(Records excerpted from a collection)
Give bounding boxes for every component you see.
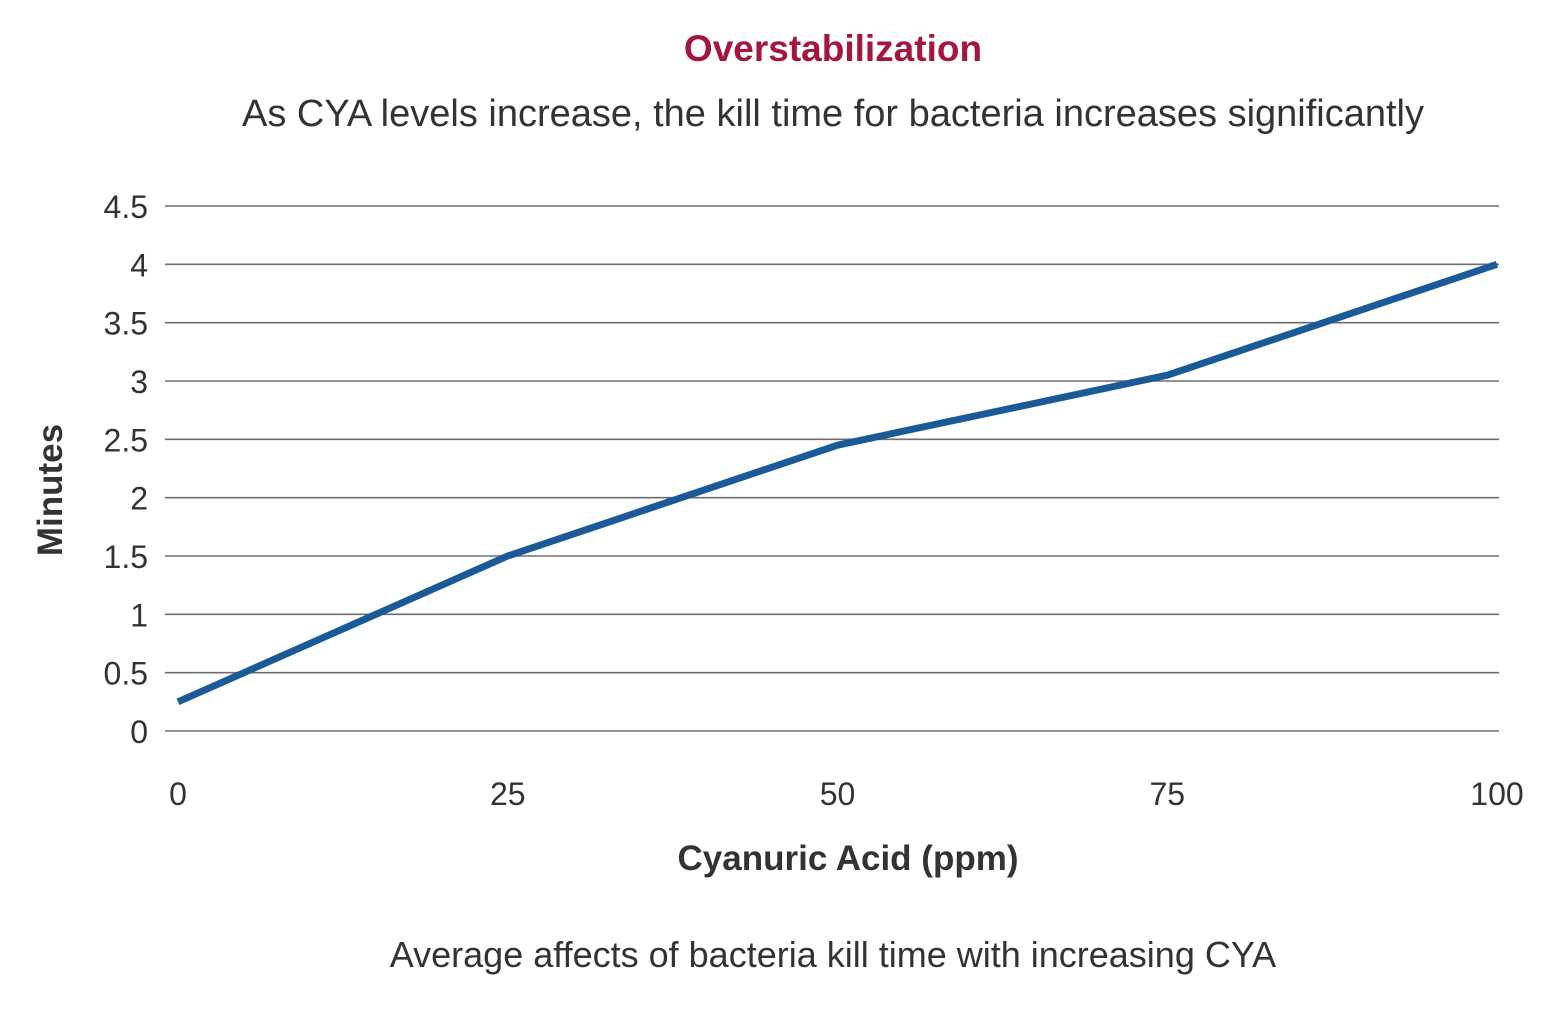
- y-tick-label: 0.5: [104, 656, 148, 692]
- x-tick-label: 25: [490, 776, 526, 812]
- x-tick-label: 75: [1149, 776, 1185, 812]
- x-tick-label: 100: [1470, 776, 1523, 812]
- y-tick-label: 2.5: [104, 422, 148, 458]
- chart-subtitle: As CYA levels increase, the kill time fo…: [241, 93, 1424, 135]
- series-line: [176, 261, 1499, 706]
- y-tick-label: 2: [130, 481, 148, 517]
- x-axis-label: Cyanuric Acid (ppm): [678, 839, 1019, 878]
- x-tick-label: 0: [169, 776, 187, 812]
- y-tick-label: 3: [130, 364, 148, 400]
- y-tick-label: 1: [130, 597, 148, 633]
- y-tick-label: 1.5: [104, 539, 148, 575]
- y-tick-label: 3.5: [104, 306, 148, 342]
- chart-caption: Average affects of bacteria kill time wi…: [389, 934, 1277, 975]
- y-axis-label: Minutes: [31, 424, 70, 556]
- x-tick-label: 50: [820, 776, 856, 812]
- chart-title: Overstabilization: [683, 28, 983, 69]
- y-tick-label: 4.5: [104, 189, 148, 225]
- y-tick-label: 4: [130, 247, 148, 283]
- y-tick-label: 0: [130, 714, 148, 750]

Exercise: None of the pictures should appear; the rest of the entries must be reproduced exactly.

Solution for this exercise:
Give bounding boxes for every component you see.
- y-tick-label: 0.5: [104, 656, 148, 692]
- x-tick-label: 25: [490, 776, 526, 812]
- x-tick-label: 75: [1149, 776, 1185, 812]
- x-tick-label: 100: [1470, 776, 1523, 812]
- y-tick-label: 2.5: [104, 422, 148, 458]
- chart-subtitle: As CYA levels increase, the kill time fo…: [241, 93, 1424, 135]
- series-line: [176, 261, 1499, 706]
- y-tick-label: 2: [130, 481, 148, 517]
- x-axis-label: Cyanuric Acid (ppm): [678, 839, 1019, 878]
- x-tick-label: 0: [169, 776, 187, 812]
- y-tick-label: 3: [130, 364, 148, 400]
- y-tick-label: 1: [130, 597, 148, 633]
- y-tick-label: 1.5: [104, 539, 148, 575]
- y-tick-label: 3.5: [104, 306, 148, 342]
- chart-caption: Average affects of bacteria kill time wi…: [389, 934, 1277, 975]
- y-axis-label: Minutes: [31, 424, 70, 556]
- x-tick-label: 50: [820, 776, 856, 812]
- chart-title: Overstabilization: [683, 28, 983, 69]
- y-tick-label: 4.5: [104, 189, 148, 225]
- y-tick-label: 4: [130, 247, 148, 283]
- y-tick-label: 0: [130, 714, 148, 750]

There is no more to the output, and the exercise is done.